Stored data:
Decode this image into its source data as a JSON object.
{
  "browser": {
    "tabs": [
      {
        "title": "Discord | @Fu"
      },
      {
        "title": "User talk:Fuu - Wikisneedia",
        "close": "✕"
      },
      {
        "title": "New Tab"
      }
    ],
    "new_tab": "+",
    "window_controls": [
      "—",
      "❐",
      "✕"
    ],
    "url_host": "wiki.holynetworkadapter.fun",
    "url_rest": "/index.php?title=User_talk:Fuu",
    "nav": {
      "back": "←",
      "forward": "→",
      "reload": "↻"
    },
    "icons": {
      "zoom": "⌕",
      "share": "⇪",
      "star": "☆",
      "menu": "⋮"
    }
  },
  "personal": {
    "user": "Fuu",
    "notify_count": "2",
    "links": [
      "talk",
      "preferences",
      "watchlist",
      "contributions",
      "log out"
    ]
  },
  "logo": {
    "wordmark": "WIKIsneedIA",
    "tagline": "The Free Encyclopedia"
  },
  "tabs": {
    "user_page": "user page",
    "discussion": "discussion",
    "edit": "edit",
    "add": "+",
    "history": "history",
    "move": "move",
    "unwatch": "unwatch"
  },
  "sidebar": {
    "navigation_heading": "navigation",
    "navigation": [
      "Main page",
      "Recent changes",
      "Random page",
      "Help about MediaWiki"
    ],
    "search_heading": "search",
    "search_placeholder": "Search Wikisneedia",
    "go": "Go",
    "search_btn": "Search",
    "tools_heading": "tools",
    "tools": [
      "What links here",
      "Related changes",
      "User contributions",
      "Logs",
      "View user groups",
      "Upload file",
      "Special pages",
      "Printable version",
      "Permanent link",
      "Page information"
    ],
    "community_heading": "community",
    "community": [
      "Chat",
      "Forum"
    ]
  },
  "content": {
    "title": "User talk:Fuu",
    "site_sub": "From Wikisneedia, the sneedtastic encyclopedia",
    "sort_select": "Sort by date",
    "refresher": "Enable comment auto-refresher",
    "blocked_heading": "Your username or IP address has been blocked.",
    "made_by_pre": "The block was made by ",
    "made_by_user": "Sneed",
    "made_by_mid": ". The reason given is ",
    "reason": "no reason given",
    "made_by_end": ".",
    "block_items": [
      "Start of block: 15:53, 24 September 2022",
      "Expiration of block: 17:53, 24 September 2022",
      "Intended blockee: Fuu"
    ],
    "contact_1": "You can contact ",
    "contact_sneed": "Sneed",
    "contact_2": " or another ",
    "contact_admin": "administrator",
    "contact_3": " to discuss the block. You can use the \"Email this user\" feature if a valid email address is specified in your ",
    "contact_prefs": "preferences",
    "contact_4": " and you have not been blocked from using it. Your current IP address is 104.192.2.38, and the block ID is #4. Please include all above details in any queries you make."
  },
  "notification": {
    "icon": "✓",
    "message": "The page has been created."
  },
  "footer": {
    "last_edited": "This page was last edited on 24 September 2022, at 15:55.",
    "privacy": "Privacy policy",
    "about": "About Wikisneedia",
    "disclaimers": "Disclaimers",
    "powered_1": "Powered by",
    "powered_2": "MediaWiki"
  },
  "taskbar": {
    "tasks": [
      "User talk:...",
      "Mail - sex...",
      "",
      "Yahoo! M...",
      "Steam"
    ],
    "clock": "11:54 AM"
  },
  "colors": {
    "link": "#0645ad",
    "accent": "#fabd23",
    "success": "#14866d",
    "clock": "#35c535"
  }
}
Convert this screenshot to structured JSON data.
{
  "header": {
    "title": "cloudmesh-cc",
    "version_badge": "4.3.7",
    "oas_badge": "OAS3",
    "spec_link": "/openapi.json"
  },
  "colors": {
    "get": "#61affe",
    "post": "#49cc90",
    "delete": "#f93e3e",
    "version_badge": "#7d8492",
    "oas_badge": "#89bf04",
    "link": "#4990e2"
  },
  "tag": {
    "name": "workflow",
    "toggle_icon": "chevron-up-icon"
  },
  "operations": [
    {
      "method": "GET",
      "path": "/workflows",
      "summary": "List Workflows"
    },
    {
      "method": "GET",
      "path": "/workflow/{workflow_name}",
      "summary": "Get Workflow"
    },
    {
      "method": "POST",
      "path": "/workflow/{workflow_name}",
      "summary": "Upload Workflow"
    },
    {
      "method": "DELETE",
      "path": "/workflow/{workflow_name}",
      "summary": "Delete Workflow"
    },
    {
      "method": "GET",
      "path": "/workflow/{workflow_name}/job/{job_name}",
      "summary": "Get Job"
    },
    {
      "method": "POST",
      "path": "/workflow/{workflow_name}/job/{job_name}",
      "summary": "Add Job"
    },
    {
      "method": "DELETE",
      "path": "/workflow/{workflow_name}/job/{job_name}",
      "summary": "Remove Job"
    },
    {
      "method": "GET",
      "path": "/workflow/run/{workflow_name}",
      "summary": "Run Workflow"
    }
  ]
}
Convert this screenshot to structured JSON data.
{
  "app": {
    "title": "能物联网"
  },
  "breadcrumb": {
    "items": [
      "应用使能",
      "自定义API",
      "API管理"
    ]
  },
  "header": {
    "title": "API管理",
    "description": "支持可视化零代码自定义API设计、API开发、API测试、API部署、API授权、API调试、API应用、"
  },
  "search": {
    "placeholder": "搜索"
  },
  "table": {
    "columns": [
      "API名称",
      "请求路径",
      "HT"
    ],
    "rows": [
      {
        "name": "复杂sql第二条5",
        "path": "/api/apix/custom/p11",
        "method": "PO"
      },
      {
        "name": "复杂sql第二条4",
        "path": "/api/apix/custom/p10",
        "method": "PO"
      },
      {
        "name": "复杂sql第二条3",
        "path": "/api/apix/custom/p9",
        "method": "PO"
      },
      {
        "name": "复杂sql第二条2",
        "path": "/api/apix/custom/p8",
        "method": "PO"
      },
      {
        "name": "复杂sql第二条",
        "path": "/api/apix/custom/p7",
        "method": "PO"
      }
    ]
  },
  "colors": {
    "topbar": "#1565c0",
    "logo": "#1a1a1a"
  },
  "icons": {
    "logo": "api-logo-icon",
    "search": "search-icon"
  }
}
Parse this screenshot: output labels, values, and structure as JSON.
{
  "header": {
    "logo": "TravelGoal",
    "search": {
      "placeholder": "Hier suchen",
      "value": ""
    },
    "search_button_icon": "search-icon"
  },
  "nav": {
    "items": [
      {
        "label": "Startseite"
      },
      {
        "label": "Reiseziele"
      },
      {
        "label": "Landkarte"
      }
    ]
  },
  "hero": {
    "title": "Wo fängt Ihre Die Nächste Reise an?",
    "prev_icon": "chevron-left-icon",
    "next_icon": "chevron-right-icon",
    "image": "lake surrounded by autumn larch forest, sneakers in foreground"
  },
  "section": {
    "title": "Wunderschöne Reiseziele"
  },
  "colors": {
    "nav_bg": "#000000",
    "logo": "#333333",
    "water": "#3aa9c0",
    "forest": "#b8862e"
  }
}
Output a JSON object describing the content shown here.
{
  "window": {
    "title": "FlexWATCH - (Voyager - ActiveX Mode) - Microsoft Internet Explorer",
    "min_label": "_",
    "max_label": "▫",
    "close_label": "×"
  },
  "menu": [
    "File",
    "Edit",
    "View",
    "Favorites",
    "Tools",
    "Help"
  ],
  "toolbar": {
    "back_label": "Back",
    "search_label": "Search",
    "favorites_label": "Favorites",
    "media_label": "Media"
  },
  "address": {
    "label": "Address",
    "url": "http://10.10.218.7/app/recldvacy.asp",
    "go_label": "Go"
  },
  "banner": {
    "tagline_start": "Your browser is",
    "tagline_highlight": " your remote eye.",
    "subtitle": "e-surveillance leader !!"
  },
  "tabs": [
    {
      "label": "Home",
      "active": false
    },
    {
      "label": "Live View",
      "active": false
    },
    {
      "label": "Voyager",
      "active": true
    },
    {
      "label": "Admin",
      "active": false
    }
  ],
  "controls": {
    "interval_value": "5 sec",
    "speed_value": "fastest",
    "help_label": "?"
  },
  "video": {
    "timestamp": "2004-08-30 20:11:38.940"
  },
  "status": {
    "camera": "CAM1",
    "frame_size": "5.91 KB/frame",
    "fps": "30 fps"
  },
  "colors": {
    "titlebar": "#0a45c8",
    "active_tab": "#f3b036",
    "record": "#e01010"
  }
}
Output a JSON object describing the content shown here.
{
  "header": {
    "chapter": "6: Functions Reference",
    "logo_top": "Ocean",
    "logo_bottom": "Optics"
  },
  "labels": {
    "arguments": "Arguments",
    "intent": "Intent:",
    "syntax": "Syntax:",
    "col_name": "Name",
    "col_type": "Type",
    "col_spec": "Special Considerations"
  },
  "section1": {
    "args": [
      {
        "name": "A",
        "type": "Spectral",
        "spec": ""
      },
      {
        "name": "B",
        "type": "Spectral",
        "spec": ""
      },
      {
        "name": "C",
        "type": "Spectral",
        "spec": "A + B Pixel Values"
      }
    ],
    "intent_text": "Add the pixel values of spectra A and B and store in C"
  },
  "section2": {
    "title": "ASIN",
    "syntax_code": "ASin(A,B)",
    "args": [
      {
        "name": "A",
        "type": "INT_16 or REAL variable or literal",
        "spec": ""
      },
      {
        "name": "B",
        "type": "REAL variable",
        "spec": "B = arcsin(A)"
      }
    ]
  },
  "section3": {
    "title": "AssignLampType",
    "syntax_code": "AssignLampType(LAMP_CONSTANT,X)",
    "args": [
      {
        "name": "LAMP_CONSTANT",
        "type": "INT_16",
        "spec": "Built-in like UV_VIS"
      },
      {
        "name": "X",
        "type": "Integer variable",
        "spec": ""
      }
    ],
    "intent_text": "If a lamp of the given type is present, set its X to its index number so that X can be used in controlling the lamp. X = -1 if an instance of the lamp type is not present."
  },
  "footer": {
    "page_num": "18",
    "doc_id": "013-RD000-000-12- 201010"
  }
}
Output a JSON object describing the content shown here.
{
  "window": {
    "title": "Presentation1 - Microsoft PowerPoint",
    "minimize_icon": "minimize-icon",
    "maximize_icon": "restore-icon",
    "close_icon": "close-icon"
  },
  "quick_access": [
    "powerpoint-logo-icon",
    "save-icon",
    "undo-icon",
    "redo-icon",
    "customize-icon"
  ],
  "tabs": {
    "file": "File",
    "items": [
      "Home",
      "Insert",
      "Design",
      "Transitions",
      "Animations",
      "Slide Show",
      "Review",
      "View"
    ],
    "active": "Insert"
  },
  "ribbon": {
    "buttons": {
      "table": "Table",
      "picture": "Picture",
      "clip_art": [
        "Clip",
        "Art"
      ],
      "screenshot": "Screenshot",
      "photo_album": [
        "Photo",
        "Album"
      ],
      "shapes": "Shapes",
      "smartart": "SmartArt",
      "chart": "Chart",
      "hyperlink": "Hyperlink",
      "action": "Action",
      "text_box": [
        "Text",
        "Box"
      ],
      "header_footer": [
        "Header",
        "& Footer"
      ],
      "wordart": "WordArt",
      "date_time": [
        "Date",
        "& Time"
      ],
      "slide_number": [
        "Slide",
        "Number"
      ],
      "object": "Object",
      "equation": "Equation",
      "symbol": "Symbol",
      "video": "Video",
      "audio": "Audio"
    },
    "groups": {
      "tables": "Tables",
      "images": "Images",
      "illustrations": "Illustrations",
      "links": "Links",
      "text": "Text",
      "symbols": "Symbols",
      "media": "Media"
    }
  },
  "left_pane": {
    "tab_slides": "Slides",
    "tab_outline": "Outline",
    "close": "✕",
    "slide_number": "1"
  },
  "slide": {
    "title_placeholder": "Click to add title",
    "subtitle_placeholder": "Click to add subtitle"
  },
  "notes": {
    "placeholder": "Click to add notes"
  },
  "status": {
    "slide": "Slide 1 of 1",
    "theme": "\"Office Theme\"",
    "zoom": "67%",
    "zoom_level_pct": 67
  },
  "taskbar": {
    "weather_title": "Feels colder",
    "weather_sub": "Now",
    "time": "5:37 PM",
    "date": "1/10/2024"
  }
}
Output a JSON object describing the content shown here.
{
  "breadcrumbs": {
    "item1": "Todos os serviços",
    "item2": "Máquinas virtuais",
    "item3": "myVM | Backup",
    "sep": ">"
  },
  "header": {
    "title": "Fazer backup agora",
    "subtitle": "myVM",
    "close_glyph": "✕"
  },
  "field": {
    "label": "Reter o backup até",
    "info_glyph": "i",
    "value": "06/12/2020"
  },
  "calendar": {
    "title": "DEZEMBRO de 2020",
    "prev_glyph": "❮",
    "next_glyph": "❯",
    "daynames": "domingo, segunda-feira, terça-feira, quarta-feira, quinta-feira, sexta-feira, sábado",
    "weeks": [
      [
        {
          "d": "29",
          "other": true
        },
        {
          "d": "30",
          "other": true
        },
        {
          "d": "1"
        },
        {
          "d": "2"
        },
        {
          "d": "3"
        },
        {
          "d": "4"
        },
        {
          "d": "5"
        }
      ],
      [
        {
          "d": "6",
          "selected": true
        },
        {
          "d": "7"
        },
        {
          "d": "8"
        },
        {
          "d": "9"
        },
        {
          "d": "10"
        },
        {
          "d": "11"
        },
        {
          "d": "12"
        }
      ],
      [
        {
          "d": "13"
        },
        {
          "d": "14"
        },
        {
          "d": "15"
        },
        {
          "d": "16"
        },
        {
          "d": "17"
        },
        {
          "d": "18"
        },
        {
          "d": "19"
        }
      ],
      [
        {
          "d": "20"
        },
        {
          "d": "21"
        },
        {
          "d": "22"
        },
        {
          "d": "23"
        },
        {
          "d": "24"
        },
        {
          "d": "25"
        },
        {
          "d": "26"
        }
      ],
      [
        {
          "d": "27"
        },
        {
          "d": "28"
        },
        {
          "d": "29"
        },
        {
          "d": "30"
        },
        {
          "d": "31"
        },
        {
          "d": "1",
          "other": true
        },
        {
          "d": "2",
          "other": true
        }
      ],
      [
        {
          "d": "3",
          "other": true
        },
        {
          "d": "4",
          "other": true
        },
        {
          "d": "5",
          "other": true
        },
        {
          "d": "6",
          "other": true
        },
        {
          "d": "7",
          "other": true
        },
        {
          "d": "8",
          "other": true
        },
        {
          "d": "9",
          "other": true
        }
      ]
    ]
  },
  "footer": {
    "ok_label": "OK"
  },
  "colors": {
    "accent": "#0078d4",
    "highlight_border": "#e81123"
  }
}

Given instruction:
Look through the material above. Copy each line where the word "preferences" appears.

Response to this task:
      "preferences",
    "contact_prefs": "preferences",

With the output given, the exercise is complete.